# TASK DETAILS
Copy all lines below exactly as written. Leave pictures out.

# TASK MATERIAL
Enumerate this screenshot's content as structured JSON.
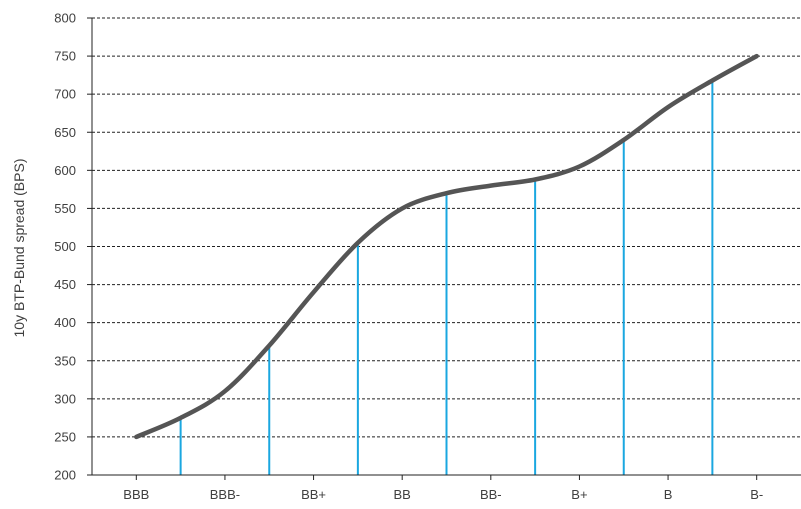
{
  "chart_data": {
    "type": "line",
    "title": "",
    "xlabel": "",
    "ylabel": "10y BTP-Bund spread (BPS)",
    "ylim": [
      200,
      800
    ],
    "yticks": [
      200,
      250,
      300,
      350,
      400,
      450,
      500,
      550,
      600,
      650,
      700,
      750,
      800
    ],
    "categories": [
      "BBB",
      "BBB-",
      "BB+",
      "BB",
      "BB-",
      "B+",
      "B",
      "B-"
    ],
    "grid": "horizontal dashed",
    "legend": "none",
    "curve": {
      "x": [
        0,
        0.5,
        1,
        1.5,
        2,
        2.5,
        3,
        3.5,
        4,
        4.5,
        5,
        5.5,
        6,
        6.5,
        7
      ],
      "y": [
        250,
        275,
        310,
        370,
        440,
        505,
        550,
        570,
        580,
        588,
        605,
        640,
        683,
        718,
        750
      ]
    },
    "markers": {
      "x": [
        0.5,
        1.5,
        2.5,
        3.5,
        4.5,
        5.5,
        6.5
      ],
      "y": [
        275,
        370,
        505,
        570,
        588,
        640,
        718
      ]
    },
    "colors": {
      "curve": "#555555",
      "markers": "#1aa7e0",
      "grid": "#222222",
      "axis": "#222222",
      "text": "#404040"
    }
  }
}
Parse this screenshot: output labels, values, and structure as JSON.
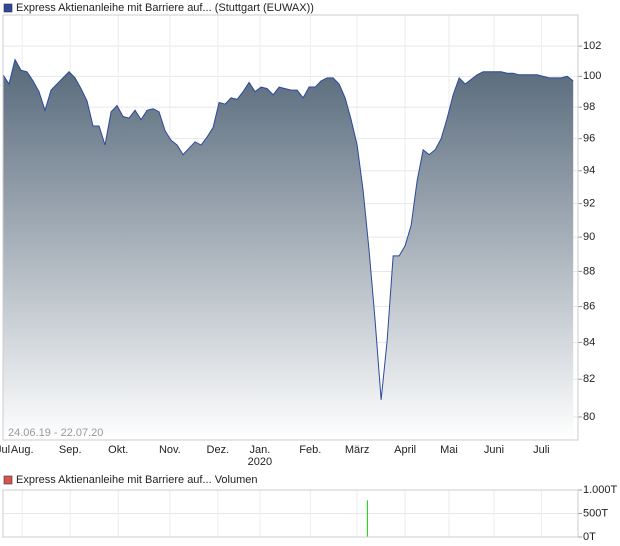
{
  "chart_data": [
    {
      "type": "area-line",
      "series": [
        {
          "name": "Express Aktienanleihe mit Barriere auf... (Stuttgart (EUWAX))",
          "color": "#2b4a9a",
          "fill_top": "#56687a",
          "fill_bottom": "#ffffff",
          "values": [
            100.1,
            99.5,
            101.1,
            100.4,
            100.3,
            99.7,
            99.0,
            97.8,
            99.1,
            99.5,
            99.9,
            100.3,
            99.9,
            99.2,
            98.4,
            96.8,
            96.8,
            95.6,
            97.7,
            98.1,
            97.4,
            97.3,
            97.8,
            97.2,
            97.8,
            97.9,
            97.7,
            96.5,
            95.9,
            95.6,
            95.0,
            95.4,
            95.8,
            95.6,
            96.1,
            96.7,
            98.3,
            98.2,
            98.6,
            98.5,
            99.0,
            99.6,
            99.0,
            99.3,
            99.2,
            98.8,
            99.3,
            99.2,
            99.1,
            99.1,
            98.6,
            99.3,
            99.3,
            99.7,
            99.9,
            99.9,
            99.5,
            98.6,
            97.2,
            95.6,
            92.8,
            89.2,
            85.2,
            80.9,
            84.1,
            88.9,
            88.9,
            89.5,
            90.7,
            93.4,
            95.3,
            95.0,
            95.3,
            96.0,
            97.3,
            98.8,
            99.9,
            99.5,
            99.8,
            100.1,
            100.3,
            100.3,
            100.3,
            100.3,
            100.2,
            100.2,
            100.1,
            100.1,
            100.1,
            100.1,
            100.0,
            99.9,
            99.9,
            99.9,
            100.0,
            99.7
          ]
        }
      ],
      "log_scale": true,
      "grid": true,
      "ylim": [
        78.8,
        104.1
      ],
      "yticks": [
        80,
        82,
        84,
        86,
        88,
        90,
        92,
        94,
        96,
        98,
        100,
        102
      ],
      "xlim": [
        0,
        95.8
      ],
      "xticks": [
        {
          "value": 0,
          "label": "Jul"
        },
        {
          "value": 3.2,
          "label": "Aug."
        },
        {
          "value": 11.2,
          "label": "Sep."
        },
        {
          "value": 19.2,
          "label": "Okt."
        },
        {
          "value": 27.8,
          "label": "Nov."
        },
        {
          "value": 35.8,
          "label": "Dez."
        },
        {
          "value": 42.8,
          "label": "Jan.",
          "sublabel": "2020"
        },
        {
          "value": 51.2,
          "label": "Feb."
        },
        {
          "value": 59,
          "label": "März"
        },
        {
          "value": 67,
          "label": "April"
        },
        {
          "value": 74.3,
          "label": "Mai"
        },
        {
          "value": 81.8,
          "label": "Juni"
        },
        {
          "value": 89.7,
          "label": "Juli"
        }
      ],
      "range_label": "24.06.19 - 22.07.20"
    },
    {
      "type": "volume",
      "series": [
        {
          "name": "Express Aktienanleihe mit Barriere auf... Volumen",
          "legend_color": "#d9534f",
          "color": "#33cc33",
          "x": [
            60.7
          ],
          "values": [
            780
          ]
        }
      ],
      "grid": true,
      "xlim": [
        0,
        95.8
      ],
      "ylim": [
        0,
        1000
      ],
      "yticks": [
        {
          "value": 0,
          "label": "0T"
        },
        {
          "value": 500,
          "label": "500T"
        },
        {
          "value": 1000,
          "label": "1.000T"
        }
      ]
    }
  ]
}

# EXERCISE ANSWER
Enumerate this screenshot's content as structured JSON.
{
  "chart_data": {
    "type": "line",
    "title": "",
    "xlabel": "",
    "ylabel": "10y BTP-Bund spread (BPS)",
    "ylim": [
      200,
      800
    ],
    "yticks": [
      200,
      250,
      300,
      350,
      400,
      450,
      500,
      550,
      600,
      650,
      700,
      750,
      800
    ],
    "categories": [
      "BBB",
      "BBB-",
      "BB+",
      "BB",
      "BB-",
      "B+",
      "B",
      "B-"
    ],
    "grid": "horizontal dashed",
    "legend": "none",
    "curve": {
      "x": [
        0,
        0.5,
        1,
        1.5,
        2,
        2.5,
        3,
        3.5,
        4,
        4.5,
        5,
        5.5,
        6,
        6.5,
        7
      ],
      "y": [
        250,
        275,
        310,
        370,
        440,
        505,
        550,
        570,
        580,
        588,
        605,
        640,
        683,
        718,
        750
      ]
    },
    "markers": {
      "x": [
        0.5,
        1.5,
        2.5,
        3.5,
        4.5,
        5.5,
        6.5
      ],
      "y": [
        275,
        370,
        505,
        570,
        588,
        640,
        718
      ]
    },
    "colors": {
      "curve": "#555555",
      "markers": "#1aa7e0",
      "grid": "#222222",
      "axis": "#222222",
      "text": "#404040"
    }
  }
}
Parse this screenshot: output labels, values, and structure as JSON.
{
  "chart_data": [
    {
      "type": "area-line",
      "series": [
        {
          "name": "Express Aktienanleihe mit Barriere auf... (Stuttgart (EUWAX))",
          "color": "#2b4a9a",
          "fill_top": "#56687a",
          "fill_bottom": "#ffffff",
          "values": [
            100.1,
            99.5,
            101.1,
            100.4,
            100.3,
            99.7,
            99.0,
            97.8,
            99.1,
            99.5,
            99.9,
            100.3,
            99.9,
            99.2,
            98.4,
            96.8,
            96.8,
            95.6,
            97.7,
            98.1,
            97.4,
            97.3,
            97.8,
            97.2,
            97.8,
            97.9,
            97.7,
            96.5,
            95.9,
            95.6,
            95.0,
            95.4,
            95.8,
            95.6,
            96.1,
            96.7,
            98.3,
            98.2,
            98.6,
            98.5,
            99.0,
            99.6,
            99.0,
            99.3,
            99.2,
            98.8,
            99.3,
            99.2,
            99.1,
            99.1,
            98.6,
            99.3,
            99.3,
            99.7,
            99.9,
            99.9,
            99.5,
            98.6,
            97.2,
            95.6,
            92.8,
            89.2,
            85.2,
            80.9,
            84.1,
            88.9,
            88.9,
            89.5,
            90.7,
            93.4,
            95.3,
            95.0,
            95.3,
            96.0,
            97.3,
            98.8,
            99.9,
            99.5,
            99.8,
            100.1,
            100.3,
            100.3,
            100.3,
            100.3,
            100.2,
            100.2,
            100.1,
            100.1,
            100.1,
            100.1,
            100.0,
            99.9,
            99.9,
            99.9,
            100.0,
            99.7
          ]
        }
      ],
      "log_scale": true,
      "grid": true,
      "ylim": [
        78.8,
        104.1
      ],
      "yticks": [
        80,
        82,
        84,
        86,
        88,
        90,
        92,
        94,
        96,
        98,
        100,
        102
      ],
      "xlim": [
        0,
        95.8
      ],
      "xticks": [
        {
          "value": 0,
          "label": "Jul"
        },
        {
          "value": 3.2,
          "label": "Aug."
        },
        {
          "value": 11.2,
          "label": "Sep."
        },
        {
          "value": 19.2,
          "label": "Okt."
        },
        {
          "value": 27.8,
          "label": "Nov."
        },
        {
          "value": 35.8,
          "label": "Dez."
        },
        {
          "value": 42.8,
          "label": "Jan.",
          "sublabel": "2020"
        },
        {
          "value": 51.2,
          "label": "Feb."
        },
        {
          "value": 59,
          "label": "März"
        },
        {
          "value": 67,
          "label": "April"
        },
        {
          "value": 74.3,
          "label": "Mai"
        },
        {
          "value": 81.8,
          "label": "Juni"
        },
        {
          "value": 89.7,
          "label": "Juli"
        }
      ],
      "range_label": "24.06.19 - 22.07.20"
    },
    {
      "type": "volume",
      "series": [
        {
          "name": "Express Aktienanleihe mit Barriere auf... Volumen",
          "legend_color": "#d9534f",
          "color": "#33cc33",
          "x": [
            60.7
          ],
          "values": [
            780
          ]
        }
      ],
      "grid": true,
      "xlim": [
        0,
        95.8
      ],
      "ylim": [
        0,
        1000
      ],
      "yticks": [
        {
          "value": 0,
          "label": "0T"
        },
        {
          "value": 500,
          "label": "500T"
        },
        {
          "value": 1000,
          "label": "1.000T"
        }
      ]
    }
  ]
}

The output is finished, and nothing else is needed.